■ Brief:
Filter the entries below, keeping every line that has the word "button".

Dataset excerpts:

** START **

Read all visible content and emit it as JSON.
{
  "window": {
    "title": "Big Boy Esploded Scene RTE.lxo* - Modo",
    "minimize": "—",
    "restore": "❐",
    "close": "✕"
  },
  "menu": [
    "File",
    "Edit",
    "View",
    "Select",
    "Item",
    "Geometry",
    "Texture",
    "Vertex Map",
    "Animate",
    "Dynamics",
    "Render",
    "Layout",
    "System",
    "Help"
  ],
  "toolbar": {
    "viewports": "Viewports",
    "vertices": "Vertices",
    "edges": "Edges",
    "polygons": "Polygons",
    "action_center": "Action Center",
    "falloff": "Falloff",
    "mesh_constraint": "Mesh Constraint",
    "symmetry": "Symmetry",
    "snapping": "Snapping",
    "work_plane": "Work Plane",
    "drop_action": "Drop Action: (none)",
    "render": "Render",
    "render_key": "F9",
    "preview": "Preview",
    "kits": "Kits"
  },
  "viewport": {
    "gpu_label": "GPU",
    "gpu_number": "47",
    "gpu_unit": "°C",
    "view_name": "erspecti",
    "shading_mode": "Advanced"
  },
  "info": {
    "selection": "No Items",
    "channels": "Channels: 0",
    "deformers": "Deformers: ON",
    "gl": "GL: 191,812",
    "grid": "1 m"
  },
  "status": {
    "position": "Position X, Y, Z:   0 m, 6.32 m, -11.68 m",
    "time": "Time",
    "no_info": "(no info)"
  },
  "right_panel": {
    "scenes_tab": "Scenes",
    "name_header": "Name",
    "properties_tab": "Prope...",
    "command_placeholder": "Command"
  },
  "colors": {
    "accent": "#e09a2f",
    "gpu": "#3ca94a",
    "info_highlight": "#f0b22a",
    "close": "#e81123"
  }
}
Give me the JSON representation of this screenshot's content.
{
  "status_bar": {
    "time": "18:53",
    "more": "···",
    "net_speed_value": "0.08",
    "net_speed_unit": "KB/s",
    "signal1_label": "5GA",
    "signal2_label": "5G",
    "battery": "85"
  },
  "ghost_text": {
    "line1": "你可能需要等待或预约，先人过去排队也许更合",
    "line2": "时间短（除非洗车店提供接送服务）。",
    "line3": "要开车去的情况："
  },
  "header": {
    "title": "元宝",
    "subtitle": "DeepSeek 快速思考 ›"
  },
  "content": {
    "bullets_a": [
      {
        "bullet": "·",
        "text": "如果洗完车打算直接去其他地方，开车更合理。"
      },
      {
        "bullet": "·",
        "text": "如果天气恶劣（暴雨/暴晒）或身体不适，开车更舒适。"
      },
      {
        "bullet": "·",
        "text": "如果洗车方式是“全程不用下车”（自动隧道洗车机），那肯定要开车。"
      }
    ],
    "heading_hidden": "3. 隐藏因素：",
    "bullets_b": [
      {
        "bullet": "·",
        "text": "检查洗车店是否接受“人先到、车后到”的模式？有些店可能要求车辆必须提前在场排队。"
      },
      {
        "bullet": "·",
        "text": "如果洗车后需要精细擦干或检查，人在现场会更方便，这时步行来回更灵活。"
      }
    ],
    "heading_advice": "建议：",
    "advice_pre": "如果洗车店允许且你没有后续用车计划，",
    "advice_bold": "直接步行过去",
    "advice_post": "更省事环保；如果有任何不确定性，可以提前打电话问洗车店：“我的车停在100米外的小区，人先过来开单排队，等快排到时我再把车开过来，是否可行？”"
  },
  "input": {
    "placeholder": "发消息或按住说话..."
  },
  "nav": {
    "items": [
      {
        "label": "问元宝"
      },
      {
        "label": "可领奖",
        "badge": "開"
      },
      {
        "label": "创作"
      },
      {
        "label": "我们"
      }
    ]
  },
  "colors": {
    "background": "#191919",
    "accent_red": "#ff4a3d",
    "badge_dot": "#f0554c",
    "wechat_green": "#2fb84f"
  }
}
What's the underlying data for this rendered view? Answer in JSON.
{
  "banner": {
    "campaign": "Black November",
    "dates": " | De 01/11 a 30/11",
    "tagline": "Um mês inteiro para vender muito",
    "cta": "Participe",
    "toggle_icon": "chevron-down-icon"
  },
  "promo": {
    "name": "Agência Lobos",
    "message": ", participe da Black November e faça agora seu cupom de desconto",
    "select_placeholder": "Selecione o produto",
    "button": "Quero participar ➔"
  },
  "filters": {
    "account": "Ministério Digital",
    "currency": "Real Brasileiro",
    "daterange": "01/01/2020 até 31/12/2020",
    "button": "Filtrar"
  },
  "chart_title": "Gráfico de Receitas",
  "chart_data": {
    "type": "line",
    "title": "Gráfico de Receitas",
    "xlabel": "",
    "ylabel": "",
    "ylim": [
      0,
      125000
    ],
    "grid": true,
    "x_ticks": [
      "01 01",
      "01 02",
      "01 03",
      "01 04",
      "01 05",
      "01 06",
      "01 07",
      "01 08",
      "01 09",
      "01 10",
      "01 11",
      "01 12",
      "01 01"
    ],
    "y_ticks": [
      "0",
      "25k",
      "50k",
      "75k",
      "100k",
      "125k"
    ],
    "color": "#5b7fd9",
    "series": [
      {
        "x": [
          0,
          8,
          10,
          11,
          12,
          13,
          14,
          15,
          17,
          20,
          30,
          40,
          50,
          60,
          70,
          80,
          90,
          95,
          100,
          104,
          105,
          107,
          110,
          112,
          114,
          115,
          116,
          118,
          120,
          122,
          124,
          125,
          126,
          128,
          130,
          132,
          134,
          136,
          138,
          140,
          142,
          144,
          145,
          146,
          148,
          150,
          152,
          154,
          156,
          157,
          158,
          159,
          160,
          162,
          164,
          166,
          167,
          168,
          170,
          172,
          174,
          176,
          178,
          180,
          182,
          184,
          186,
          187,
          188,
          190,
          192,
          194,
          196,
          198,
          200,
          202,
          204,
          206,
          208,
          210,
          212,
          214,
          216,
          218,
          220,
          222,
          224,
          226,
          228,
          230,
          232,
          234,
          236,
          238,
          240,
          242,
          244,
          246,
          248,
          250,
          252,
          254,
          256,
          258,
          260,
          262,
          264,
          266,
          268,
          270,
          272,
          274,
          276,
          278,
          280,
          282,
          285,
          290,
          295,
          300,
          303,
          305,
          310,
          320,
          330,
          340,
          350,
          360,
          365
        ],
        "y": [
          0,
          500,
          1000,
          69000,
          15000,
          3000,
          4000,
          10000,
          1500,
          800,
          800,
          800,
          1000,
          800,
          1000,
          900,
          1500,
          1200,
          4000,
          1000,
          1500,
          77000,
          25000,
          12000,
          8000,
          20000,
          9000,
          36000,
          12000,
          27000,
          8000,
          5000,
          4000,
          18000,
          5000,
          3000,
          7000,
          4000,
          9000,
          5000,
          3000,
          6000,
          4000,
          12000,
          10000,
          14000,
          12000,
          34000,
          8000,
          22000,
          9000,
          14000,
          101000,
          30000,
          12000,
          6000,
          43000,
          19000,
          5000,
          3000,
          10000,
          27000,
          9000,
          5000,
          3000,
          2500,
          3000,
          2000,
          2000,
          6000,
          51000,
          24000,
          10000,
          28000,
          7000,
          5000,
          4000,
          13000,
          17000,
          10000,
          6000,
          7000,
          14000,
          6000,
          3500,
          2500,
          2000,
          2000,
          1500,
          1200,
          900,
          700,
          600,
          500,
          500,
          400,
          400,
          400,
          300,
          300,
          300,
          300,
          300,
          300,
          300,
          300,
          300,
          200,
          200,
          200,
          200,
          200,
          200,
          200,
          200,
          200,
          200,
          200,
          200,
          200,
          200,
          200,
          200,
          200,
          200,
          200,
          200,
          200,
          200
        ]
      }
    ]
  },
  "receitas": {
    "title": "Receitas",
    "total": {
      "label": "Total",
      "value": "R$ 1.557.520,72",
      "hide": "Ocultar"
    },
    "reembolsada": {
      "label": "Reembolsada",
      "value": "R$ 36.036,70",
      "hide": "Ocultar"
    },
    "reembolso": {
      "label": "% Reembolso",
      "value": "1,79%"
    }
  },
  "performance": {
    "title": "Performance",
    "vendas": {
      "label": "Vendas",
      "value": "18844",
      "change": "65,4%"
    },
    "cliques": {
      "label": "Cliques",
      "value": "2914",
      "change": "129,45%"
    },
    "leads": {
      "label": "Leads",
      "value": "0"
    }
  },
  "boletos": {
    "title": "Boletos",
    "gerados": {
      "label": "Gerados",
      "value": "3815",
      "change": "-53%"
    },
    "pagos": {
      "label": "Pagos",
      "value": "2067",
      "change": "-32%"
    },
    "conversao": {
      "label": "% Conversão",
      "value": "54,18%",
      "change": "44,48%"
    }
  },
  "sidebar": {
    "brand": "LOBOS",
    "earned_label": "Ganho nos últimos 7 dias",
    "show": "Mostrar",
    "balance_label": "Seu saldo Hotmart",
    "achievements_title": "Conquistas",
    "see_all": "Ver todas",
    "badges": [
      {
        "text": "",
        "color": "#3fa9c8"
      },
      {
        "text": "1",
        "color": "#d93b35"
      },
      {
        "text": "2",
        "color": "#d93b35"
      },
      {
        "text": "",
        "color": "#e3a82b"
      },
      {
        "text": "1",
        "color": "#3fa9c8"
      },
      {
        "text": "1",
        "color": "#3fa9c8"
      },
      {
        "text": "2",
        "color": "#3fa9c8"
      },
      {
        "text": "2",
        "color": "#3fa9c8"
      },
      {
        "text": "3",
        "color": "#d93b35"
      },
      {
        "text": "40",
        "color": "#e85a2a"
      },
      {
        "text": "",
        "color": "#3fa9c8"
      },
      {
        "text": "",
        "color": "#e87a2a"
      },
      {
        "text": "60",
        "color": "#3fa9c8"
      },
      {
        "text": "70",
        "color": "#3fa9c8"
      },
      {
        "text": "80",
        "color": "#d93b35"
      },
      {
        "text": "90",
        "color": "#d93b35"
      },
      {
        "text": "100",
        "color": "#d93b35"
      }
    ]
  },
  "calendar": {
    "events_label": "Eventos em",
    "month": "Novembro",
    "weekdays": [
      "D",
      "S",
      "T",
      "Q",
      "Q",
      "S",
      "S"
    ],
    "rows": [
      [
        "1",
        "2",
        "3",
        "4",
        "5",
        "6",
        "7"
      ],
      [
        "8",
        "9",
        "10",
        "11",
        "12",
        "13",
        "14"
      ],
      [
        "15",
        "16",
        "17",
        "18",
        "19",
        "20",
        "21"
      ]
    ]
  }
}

** END **

■ Solution to the problem:
    "button": "Quero participar ➔"
    "button": "Filtrar"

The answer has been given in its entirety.